[Entries provided]
☆ ☆ ☆ ☆
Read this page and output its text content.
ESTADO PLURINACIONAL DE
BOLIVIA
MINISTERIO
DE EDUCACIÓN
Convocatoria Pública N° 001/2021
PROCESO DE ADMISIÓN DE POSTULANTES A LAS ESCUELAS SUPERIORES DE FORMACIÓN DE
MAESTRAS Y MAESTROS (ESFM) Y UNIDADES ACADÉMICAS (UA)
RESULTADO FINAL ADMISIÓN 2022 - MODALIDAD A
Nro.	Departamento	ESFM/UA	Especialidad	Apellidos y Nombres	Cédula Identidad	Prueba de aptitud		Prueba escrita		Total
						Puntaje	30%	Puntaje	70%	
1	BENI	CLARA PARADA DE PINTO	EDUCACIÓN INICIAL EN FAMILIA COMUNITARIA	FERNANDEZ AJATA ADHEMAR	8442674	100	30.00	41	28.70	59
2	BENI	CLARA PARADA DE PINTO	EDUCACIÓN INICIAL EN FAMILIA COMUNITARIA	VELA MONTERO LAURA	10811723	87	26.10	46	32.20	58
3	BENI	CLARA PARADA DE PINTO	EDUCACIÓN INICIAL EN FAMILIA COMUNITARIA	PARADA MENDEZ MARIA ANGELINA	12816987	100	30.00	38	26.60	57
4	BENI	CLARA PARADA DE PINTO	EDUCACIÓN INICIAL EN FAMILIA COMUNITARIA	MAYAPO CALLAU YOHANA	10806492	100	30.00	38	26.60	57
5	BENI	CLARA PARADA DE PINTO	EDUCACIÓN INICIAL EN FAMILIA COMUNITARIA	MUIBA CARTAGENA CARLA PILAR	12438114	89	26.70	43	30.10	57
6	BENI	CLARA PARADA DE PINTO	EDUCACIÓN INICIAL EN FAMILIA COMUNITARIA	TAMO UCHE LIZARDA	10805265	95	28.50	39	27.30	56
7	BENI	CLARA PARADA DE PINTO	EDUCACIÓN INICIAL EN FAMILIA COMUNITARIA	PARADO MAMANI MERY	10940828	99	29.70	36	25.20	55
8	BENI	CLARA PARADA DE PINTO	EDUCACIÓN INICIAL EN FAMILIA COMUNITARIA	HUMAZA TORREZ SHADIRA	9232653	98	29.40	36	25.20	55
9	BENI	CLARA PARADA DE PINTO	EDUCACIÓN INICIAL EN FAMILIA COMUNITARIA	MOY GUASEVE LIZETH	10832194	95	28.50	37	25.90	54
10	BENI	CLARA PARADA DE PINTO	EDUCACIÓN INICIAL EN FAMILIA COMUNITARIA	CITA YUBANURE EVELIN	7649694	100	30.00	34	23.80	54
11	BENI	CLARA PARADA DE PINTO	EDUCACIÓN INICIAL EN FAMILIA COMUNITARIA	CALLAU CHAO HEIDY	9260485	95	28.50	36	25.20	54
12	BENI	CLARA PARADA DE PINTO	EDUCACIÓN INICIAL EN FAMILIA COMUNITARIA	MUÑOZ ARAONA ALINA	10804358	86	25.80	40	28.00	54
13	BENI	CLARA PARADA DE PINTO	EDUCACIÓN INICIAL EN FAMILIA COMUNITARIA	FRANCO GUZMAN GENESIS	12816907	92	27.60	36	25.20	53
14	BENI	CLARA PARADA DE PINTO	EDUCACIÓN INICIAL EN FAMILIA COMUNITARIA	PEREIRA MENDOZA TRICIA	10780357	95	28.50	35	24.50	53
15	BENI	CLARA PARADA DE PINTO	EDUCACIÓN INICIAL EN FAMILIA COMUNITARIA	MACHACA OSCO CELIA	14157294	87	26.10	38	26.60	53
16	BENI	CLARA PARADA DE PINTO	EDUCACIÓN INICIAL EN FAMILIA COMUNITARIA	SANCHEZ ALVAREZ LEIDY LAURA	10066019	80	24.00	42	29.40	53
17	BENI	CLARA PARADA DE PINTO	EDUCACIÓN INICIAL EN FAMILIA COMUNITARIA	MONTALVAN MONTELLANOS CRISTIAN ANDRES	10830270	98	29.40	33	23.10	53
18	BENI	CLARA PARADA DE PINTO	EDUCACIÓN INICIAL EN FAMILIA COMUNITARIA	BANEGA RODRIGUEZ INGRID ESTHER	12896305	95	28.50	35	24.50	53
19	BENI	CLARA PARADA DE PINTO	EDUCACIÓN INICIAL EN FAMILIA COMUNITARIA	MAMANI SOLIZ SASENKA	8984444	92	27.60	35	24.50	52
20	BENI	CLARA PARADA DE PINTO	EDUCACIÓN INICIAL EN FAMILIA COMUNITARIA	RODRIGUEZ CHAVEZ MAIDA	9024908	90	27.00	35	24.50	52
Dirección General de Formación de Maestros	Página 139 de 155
☆ ☆ ☆ ☆
[Aim of the task]
Return only the number of lines above in which the string "LAURA" occurs.

[Result of this task]
2